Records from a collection
>> Begin

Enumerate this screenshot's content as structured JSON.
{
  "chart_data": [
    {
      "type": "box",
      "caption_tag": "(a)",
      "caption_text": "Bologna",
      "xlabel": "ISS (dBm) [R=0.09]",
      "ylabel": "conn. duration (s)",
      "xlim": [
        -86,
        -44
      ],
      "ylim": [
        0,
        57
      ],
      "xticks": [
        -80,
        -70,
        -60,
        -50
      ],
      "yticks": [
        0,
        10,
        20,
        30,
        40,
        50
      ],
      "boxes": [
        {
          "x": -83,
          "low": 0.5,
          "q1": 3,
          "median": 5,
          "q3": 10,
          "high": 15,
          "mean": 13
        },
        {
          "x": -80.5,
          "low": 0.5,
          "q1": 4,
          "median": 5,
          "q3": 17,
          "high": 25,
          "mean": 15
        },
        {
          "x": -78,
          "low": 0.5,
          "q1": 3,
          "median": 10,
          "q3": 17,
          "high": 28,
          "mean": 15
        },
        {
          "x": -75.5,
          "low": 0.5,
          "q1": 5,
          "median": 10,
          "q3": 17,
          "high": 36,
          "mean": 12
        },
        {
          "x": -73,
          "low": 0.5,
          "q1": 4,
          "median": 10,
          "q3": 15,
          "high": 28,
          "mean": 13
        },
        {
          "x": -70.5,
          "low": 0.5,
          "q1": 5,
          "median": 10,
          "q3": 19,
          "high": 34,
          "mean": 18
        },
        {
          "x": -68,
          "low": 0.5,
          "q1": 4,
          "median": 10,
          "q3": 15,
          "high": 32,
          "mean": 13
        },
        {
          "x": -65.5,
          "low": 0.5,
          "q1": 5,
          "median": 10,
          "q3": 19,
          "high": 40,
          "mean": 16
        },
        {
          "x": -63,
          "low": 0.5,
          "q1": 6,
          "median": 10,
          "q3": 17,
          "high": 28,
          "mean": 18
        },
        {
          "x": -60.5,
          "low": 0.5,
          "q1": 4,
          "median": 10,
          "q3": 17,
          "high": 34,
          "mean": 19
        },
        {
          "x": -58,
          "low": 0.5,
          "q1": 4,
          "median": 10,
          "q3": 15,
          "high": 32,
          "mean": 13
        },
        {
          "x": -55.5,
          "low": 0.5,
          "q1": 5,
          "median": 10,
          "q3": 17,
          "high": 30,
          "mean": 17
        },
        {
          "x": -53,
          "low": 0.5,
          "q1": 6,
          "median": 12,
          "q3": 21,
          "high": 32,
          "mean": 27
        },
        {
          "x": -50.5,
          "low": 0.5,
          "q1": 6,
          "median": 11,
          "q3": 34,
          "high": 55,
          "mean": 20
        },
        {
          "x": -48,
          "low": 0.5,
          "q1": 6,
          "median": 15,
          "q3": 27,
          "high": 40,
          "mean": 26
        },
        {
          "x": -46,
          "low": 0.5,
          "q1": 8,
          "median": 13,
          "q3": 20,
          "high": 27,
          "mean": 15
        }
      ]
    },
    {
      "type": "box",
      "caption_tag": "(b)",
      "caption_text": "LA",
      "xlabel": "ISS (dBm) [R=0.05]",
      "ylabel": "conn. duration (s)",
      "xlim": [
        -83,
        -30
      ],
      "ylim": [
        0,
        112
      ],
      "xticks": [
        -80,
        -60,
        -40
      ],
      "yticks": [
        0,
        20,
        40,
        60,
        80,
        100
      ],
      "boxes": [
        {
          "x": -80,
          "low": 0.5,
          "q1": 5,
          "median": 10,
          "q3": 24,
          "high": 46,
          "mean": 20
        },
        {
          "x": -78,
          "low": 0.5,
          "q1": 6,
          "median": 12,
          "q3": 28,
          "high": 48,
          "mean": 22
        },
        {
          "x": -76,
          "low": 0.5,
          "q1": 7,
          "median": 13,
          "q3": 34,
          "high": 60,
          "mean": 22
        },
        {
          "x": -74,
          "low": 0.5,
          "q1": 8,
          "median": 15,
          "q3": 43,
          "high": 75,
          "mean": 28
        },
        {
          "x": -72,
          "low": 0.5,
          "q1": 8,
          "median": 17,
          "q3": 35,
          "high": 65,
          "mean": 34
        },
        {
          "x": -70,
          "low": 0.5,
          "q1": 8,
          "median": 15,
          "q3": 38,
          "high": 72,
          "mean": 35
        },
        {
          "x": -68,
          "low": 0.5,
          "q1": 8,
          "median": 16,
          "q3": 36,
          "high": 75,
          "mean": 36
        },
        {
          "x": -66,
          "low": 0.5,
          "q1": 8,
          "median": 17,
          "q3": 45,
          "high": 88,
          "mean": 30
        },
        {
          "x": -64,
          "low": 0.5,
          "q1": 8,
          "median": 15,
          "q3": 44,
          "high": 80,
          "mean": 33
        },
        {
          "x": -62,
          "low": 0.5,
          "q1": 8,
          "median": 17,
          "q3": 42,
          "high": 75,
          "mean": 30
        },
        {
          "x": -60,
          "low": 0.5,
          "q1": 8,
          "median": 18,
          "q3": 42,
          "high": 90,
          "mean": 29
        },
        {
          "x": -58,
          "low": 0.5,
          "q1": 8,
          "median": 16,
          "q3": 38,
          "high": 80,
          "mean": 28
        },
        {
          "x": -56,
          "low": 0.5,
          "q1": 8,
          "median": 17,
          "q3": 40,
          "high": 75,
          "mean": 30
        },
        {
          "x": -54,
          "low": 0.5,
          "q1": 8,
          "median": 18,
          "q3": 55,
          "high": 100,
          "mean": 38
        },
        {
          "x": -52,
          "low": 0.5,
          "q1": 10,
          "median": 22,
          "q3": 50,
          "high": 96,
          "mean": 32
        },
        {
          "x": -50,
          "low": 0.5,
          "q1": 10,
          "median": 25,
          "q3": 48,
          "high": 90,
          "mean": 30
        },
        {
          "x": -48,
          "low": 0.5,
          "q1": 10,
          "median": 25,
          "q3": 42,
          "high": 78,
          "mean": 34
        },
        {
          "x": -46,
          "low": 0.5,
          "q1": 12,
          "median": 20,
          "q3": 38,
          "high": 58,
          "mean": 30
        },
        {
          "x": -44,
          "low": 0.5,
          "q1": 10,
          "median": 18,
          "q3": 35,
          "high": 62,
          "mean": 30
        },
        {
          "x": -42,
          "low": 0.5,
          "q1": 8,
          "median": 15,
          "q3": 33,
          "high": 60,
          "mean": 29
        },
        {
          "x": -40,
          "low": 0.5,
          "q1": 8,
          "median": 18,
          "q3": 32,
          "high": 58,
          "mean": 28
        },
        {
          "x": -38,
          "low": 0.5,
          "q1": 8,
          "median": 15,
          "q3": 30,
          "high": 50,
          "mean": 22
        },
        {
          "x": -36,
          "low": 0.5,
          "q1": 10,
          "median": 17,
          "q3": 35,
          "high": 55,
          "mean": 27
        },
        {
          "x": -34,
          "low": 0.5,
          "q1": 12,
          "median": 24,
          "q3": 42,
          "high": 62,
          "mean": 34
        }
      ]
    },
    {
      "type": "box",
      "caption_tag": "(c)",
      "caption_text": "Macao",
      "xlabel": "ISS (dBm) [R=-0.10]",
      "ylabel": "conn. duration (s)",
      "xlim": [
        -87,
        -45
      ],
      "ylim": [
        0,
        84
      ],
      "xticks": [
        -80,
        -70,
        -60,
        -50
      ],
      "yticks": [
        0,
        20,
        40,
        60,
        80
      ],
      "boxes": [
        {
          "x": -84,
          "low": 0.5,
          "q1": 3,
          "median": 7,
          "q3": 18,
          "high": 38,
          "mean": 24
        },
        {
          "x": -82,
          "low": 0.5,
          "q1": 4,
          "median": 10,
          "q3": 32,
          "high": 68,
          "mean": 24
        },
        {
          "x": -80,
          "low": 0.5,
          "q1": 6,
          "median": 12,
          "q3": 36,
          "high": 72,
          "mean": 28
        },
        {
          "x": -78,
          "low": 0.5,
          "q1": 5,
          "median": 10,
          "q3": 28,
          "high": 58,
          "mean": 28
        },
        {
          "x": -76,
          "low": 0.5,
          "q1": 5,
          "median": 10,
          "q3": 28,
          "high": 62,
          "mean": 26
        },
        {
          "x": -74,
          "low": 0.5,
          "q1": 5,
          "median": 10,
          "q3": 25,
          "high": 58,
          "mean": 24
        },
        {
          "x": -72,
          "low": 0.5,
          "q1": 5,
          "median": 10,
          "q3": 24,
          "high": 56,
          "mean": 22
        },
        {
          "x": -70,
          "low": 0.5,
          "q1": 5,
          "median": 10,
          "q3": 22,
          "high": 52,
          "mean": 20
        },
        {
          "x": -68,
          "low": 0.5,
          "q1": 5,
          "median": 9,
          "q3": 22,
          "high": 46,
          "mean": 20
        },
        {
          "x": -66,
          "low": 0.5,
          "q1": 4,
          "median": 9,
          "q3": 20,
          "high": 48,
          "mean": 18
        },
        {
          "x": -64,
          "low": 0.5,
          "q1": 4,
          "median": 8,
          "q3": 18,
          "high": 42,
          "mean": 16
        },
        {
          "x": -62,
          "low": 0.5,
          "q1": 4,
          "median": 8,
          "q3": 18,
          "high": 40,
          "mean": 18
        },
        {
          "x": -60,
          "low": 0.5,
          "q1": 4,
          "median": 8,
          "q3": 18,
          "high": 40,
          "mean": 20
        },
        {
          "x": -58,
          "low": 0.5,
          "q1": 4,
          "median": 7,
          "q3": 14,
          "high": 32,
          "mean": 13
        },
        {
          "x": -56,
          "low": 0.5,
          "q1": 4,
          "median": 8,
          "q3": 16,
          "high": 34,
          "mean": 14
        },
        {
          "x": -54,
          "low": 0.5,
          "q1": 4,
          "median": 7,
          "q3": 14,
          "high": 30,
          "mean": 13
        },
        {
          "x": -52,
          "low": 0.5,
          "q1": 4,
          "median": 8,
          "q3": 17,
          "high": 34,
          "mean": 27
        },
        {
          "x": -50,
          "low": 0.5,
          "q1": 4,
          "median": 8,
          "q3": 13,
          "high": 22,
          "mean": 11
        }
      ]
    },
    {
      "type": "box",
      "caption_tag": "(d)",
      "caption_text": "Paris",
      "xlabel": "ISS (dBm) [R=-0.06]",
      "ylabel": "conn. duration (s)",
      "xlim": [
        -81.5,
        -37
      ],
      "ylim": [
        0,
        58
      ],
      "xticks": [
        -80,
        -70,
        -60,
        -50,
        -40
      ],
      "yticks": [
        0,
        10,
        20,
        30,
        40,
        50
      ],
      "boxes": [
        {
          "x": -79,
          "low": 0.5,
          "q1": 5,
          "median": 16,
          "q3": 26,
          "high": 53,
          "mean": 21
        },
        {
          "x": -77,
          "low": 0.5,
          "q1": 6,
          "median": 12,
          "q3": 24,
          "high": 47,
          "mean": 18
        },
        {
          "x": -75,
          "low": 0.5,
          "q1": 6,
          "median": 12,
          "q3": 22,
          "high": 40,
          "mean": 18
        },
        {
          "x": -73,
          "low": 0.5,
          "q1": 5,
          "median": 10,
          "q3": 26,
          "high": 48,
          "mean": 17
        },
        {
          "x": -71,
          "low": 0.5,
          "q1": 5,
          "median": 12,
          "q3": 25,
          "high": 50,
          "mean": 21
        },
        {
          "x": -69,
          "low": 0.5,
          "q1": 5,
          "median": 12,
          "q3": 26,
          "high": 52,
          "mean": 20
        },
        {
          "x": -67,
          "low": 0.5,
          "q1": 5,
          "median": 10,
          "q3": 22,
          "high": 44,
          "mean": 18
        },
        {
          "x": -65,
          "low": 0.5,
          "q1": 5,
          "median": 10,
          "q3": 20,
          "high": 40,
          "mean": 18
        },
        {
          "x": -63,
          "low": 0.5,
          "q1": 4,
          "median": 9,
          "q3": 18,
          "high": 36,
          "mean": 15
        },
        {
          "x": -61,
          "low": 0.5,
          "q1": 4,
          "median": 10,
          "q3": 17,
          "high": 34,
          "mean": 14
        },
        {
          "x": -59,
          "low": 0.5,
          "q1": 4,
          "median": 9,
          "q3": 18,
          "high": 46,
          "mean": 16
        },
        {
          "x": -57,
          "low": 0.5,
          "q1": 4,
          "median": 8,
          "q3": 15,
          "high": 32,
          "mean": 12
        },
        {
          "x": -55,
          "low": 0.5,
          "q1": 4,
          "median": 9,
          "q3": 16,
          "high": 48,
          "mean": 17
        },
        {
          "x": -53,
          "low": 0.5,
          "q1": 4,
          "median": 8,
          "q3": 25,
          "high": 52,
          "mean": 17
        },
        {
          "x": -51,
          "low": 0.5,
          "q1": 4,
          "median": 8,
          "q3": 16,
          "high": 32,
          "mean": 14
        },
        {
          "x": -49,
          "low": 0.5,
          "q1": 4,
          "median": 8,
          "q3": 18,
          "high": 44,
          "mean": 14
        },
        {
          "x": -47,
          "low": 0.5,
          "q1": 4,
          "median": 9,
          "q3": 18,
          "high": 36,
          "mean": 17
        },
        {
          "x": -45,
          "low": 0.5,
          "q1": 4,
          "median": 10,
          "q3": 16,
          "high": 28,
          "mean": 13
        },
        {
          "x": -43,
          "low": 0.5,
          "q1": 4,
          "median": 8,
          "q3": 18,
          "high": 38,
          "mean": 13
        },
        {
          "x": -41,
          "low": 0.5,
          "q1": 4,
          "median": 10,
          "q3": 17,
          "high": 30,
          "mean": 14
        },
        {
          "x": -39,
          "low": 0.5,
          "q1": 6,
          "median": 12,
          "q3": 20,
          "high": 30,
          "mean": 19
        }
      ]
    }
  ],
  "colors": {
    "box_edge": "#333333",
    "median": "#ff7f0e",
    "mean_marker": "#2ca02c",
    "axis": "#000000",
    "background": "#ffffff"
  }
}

>> End

_WRITTEN PROBLEM:_ Scan the data above; copy every line where "xlabel" appears.

_ANSWER TO THIS TASK:_
      "xlabel": "ISS (dBm) [R=0.09]",
      "xlabel": "ISS (dBm) [R=0.05]",
      "xlabel": "ISS (dBm) [R=-0.10]",
      "xlabel": "ISS (dBm) [R=-0.06]",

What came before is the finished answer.